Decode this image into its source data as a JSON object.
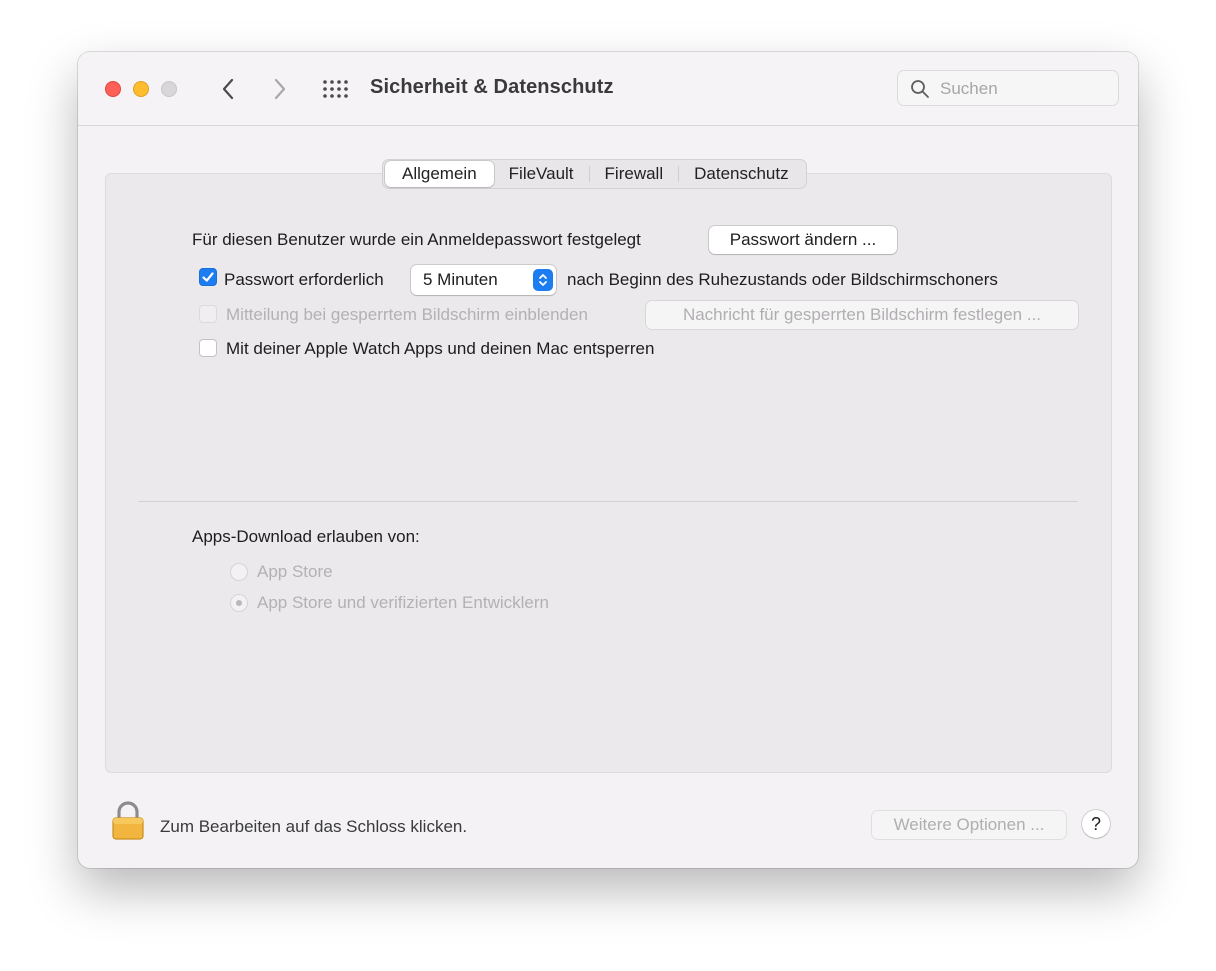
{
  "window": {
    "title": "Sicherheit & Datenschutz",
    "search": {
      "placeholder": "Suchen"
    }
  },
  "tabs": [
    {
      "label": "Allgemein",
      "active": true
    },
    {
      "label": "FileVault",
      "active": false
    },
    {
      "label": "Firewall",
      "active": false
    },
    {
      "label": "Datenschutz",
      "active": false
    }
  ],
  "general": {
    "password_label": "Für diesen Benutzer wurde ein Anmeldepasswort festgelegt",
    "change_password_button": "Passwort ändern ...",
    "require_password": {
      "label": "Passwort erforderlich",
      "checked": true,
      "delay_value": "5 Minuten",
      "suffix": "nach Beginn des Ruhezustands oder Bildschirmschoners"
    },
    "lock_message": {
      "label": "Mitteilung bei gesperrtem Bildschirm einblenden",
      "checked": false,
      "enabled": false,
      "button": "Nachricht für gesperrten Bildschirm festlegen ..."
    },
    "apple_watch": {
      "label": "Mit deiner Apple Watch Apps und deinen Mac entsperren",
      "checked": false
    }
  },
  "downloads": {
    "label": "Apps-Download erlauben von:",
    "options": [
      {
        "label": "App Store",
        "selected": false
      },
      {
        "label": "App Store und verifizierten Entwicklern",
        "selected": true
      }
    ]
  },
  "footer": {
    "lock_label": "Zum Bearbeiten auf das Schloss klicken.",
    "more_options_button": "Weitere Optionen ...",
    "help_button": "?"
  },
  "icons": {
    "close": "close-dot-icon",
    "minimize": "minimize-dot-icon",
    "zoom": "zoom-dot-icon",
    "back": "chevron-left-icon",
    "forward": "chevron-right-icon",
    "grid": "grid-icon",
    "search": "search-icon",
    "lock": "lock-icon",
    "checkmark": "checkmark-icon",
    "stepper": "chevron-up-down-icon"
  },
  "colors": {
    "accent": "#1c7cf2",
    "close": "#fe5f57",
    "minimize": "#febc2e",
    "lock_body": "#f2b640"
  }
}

+---+

Skip every picture and transcribe the data above exactly.

Decode this image into its source data as a JSON object.
{
  "window": {
    "title": "Sicherheit & Datenschutz",
    "search": {
      "placeholder": "Suchen"
    }
  },
  "tabs": [
    {
      "label": "Allgemein",
      "active": true
    },
    {
      "label": "FileVault",
      "active": false
    },
    {
      "label": "Firewall",
      "active": false
    },
    {
      "label": "Datenschutz",
      "active": false
    }
  ],
  "general": {
    "password_label": "Für diesen Benutzer wurde ein Anmeldepasswort festgelegt",
    "change_password_button": "Passwort ändern ...",
    "require_password": {
      "label": "Passwort erforderlich",
      "checked": true,
      "delay_value": "5 Minuten",
      "suffix": "nach Beginn des Ruhezustands oder Bildschirmschoners"
    },
    "lock_message": {
      "label": "Mitteilung bei gesperrtem Bildschirm einblenden",
      "checked": false,
      "enabled": false,
      "button": "Nachricht für gesperrten Bildschirm festlegen ..."
    },
    "apple_watch": {
      "label": "Mit deiner Apple Watch Apps und deinen Mac entsperren",
      "checked": false
    }
  },
  "downloads": {
    "label": "Apps-Download erlauben von:",
    "options": [
      {
        "label": "App Store",
        "selected": false
      },
      {
        "label": "App Store und verifizierten Entwicklern",
        "selected": true
      }
    ]
  },
  "footer": {
    "lock_label": "Zum Bearbeiten auf das Schloss klicken.",
    "more_options_button": "Weitere Optionen ...",
    "help_button": "?"
  },
  "icons": {
    "close": "close-dot-icon",
    "minimize": "minimize-dot-icon",
    "zoom": "zoom-dot-icon",
    "back": "chevron-left-icon",
    "forward": "chevron-right-icon",
    "grid": "grid-icon",
    "search": "search-icon",
    "lock": "lock-icon",
    "checkmark": "checkmark-icon",
    "stepper": "chevron-up-down-icon"
  },
  "colors": {
    "accent": "#1c7cf2",
    "close": "#fe5f57",
    "minimize": "#febc2e",
    "lock_body": "#f2b640"
  }
}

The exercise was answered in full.